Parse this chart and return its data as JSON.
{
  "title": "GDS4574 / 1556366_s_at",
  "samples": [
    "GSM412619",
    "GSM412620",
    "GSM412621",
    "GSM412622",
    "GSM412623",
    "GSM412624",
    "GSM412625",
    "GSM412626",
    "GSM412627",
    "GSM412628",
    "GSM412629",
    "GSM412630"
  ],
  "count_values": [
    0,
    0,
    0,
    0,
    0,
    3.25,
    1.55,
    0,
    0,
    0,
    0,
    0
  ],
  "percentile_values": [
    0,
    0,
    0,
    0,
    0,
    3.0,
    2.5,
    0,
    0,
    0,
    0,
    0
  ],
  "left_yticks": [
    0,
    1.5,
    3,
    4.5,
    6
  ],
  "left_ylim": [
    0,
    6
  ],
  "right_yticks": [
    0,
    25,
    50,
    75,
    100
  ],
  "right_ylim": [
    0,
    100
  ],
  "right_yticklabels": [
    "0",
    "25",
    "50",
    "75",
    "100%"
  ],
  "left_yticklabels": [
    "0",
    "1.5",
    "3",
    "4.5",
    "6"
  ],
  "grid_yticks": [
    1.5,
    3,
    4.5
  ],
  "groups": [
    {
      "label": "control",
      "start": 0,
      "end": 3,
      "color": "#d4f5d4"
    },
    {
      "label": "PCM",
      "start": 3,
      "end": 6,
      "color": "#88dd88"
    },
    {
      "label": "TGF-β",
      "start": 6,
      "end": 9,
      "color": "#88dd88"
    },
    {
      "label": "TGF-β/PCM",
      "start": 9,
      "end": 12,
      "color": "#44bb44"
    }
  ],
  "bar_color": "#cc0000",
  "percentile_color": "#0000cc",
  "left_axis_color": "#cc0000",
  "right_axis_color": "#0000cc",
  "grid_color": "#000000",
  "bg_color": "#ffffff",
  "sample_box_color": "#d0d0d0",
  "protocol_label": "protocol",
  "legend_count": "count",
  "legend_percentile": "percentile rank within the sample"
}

□ □ □ □ □

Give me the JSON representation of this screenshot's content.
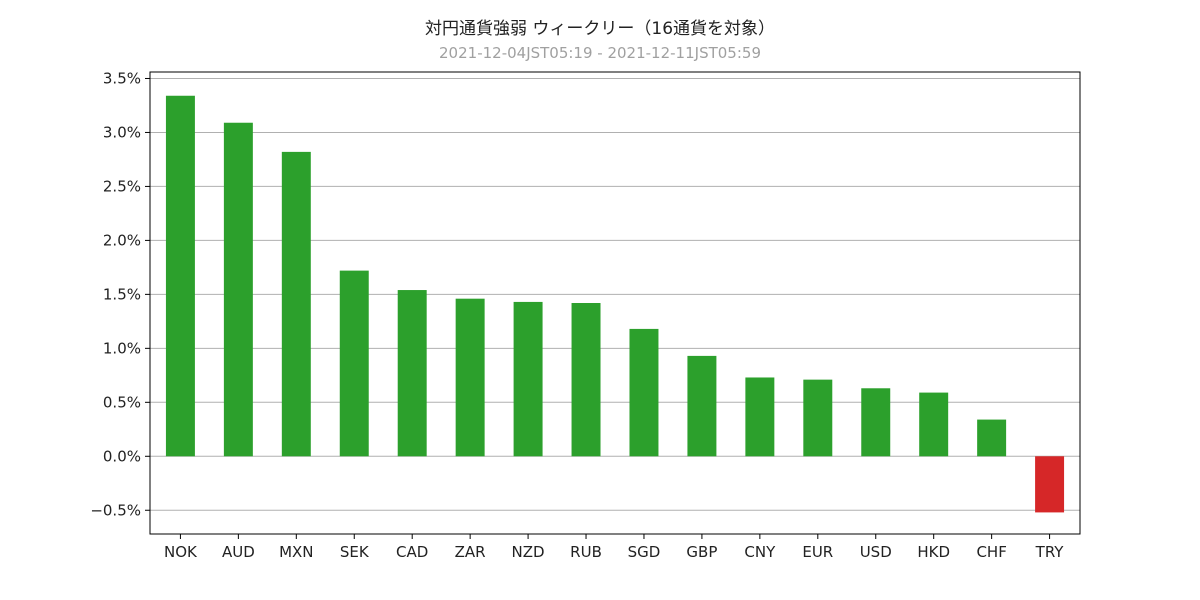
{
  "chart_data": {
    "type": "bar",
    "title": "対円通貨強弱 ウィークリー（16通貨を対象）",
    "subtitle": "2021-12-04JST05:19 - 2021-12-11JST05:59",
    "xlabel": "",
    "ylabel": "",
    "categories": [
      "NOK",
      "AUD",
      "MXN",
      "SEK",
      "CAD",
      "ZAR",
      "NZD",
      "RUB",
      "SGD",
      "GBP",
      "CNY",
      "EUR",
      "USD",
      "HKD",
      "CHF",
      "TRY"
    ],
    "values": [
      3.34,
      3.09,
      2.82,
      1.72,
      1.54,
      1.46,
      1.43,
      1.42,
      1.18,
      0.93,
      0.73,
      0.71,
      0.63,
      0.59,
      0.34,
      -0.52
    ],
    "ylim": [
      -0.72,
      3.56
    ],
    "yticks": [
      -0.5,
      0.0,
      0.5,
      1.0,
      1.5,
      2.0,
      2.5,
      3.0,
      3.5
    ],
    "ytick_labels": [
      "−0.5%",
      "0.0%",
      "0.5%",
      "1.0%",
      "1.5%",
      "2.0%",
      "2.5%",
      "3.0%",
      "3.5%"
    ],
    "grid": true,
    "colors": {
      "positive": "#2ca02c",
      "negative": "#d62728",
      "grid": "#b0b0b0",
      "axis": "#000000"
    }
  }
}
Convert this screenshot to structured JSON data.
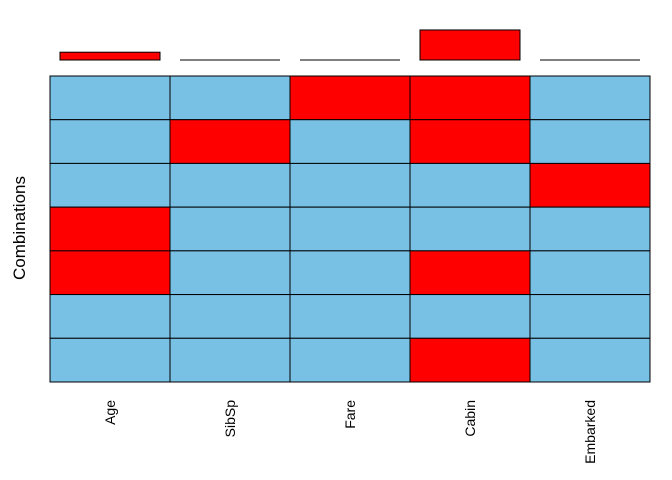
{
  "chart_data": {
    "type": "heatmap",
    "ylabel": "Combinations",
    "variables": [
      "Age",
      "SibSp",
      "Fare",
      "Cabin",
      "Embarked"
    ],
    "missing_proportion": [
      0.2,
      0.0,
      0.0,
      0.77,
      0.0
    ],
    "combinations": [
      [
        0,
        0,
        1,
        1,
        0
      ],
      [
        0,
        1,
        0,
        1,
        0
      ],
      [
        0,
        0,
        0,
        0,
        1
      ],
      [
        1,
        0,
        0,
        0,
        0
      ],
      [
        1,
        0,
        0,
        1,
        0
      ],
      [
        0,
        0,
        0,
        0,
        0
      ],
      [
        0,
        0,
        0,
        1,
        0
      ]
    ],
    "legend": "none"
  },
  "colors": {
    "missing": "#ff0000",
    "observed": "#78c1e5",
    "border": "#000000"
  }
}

□ □ □ □ □

Task to complete >> Within the data above, pick out all lines holding the word "this".

Task output >>
Parse this chart and return its data as JSON.
Give me the JSON representation of this screenshot's content.
Convert this screenshot to structured JSON data.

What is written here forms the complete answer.